PROMPT: Do not include the pictures; repeat the rest of the data exactly.
## BEGIN MATERIAL TO PROCESS
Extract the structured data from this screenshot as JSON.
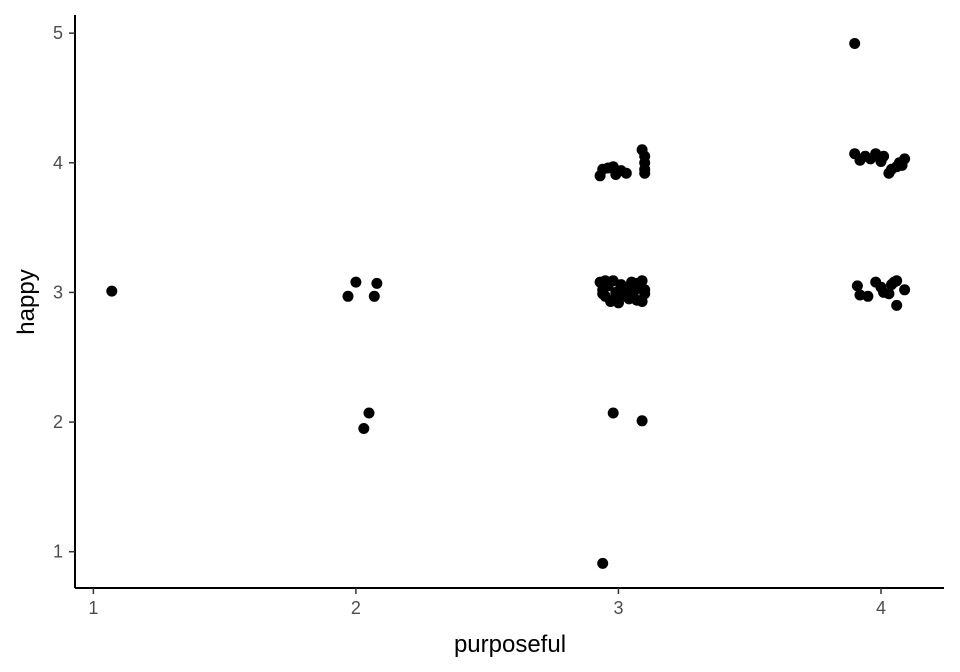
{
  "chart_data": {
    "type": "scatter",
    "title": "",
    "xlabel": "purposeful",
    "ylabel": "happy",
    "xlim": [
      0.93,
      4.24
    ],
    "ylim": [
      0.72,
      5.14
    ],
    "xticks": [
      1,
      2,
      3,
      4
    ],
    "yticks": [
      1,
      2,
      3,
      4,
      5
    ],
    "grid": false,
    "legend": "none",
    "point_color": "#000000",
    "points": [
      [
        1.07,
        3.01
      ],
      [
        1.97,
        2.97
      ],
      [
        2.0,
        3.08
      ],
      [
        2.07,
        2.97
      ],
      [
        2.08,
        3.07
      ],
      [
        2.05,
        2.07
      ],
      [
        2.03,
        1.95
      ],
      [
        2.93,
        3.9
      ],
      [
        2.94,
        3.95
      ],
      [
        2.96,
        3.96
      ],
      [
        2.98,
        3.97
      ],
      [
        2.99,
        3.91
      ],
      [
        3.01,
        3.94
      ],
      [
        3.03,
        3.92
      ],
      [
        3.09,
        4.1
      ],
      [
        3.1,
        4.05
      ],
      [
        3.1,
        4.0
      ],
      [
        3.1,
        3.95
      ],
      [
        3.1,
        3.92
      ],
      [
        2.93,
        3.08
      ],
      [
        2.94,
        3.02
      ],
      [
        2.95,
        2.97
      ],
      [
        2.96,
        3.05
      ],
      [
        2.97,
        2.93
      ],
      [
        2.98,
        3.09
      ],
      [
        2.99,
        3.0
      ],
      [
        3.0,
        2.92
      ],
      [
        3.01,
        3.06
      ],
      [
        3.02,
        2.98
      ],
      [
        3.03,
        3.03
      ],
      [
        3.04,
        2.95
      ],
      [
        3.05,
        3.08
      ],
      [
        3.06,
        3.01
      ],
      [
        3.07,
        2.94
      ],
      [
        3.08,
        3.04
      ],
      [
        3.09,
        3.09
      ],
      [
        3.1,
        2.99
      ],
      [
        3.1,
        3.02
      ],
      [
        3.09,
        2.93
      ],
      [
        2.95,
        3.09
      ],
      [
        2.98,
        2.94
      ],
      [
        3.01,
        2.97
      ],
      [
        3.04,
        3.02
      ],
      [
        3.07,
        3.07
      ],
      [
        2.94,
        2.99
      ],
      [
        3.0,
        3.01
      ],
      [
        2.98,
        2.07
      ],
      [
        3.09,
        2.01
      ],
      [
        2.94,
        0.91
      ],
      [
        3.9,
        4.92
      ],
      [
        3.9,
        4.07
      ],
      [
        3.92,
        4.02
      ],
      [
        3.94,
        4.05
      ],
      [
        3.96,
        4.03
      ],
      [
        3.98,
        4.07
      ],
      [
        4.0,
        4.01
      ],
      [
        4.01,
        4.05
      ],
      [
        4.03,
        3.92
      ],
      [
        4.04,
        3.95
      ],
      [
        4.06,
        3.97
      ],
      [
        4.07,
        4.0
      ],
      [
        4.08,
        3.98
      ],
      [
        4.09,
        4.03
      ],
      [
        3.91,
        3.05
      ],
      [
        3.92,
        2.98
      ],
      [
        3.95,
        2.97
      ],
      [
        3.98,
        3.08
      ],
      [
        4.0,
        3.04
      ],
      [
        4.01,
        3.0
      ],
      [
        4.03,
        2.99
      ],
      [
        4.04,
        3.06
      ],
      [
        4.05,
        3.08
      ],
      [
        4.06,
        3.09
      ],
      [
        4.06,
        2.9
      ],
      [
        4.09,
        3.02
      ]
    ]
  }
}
## END MATERIAL TO PROCESS
ANSWER BELOW:
Extract the structured data from this screenshot as JSON.
{
  "chart_data": {
    "type": "scatter",
    "title": "",
    "xlabel": "purposeful",
    "ylabel": "happy",
    "xlim": [
      0.93,
      4.24
    ],
    "ylim": [
      0.72,
      5.14
    ],
    "xticks": [
      1,
      2,
      3,
      4
    ],
    "yticks": [
      1,
      2,
      3,
      4,
      5
    ],
    "grid": false,
    "legend": "none",
    "point_color": "#000000",
    "points": [
      [
        1.07,
        3.01
      ],
      [
        1.97,
        2.97
      ],
      [
        2.0,
        3.08
      ],
      [
        2.07,
        2.97
      ],
      [
        2.08,
        3.07
      ],
      [
        2.05,
        2.07
      ],
      [
        2.03,
        1.95
      ],
      [
        2.93,
        3.9
      ],
      [
        2.94,
        3.95
      ],
      [
        2.96,
        3.96
      ],
      [
        2.98,
        3.97
      ],
      [
        2.99,
        3.91
      ],
      [
        3.01,
        3.94
      ],
      [
        3.03,
        3.92
      ],
      [
        3.09,
        4.1
      ],
      [
        3.1,
        4.05
      ],
      [
        3.1,
        4.0
      ],
      [
        3.1,
        3.95
      ],
      [
        3.1,
        3.92
      ],
      [
        2.93,
        3.08
      ],
      [
        2.94,
        3.02
      ],
      [
        2.95,
        2.97
      ],
      [
        2.96,
        3.05
      ],
      [
        2.97,
        2.93
      ],
      [
        2.98,
        3.09
      ],
      [
        2.99,
        3.0
      ],
      [
        3.0,
        2.92
      ],
      [
        3.01,
        3.06
      ],
      [
        3.02,
        2.98
      ],
      [
        3.03,
        3.03
      ],
      [
        3.04,
        2.95
      ],
      [
        3.05,
        3.08
      ],
      [
        3.06,
        3.01
      ],
      [
        3.07,
        2.94
      ],
      [
        3.08,
        3.04
      ],
      [
        3.09,
        3.09
      ],
      [
        3.1,
        2.99
      ],
      [
        3.1,
        3.02
      ],
      [
        3.09,
        2.93
      ],
      [
        2.95,
        3.09
      ],
      [
        2.98,
        2.94
      ],
      [
        3.01,
        2.97
      ],
      [
        3.04,
        3.02
      ],
      [
        3.07,
        3.07
      ],
      [
        2.94,
        2.99
      ],
      [
        3.0,
        3.01
      ],
      [
        2.98,
        2.07
      ],
      [
        3.09,
        2.01
      ],
      [
        2.94,
        0.91
      ],
      [
        3.9,
        4.92
      ],
      [
        3.9,
        4.07
      ],
      [
        3.92,
        4.02
      ],
      [
        3.94,
        4.05
      ],
      [
        3.96,
        4.03
      ],
      [
        3.98,
        4.07
      ],
      [
        4.0,
        4.01
      ],
      [
        4.01,
        4.05
      ],
      [
        4.03,
        3.92
      ],
      [
        4.04,
        3.95
      ],
      [
        4.06,
        3.97
      ],
      [
        4.07,
        4.0
      ],
      [
        4.08,
        3.98
      ],
      [
        4.09,
        4.03
      ],
      [
        3.91,
        3.05
      ],
      [
        3.92,
        2.98
      ],
      [
        3.95,
        2.97
      ],
      [
        3.98,
        3.08
      ],
      [
        4.0,
        3.04
      ],
      [
        4.01,
        3.0
      ],
      [
        4.03,
        2.99
      ],
      [
        4.04,
        3.06
      ],
      [
        4.05,
        3.08
      ],
      [
        4.06,
        3.09
      ],
      [
        4.06,
        2.9
      ],
      [
        4.09,
        3.02
      ]
    ]
  }
}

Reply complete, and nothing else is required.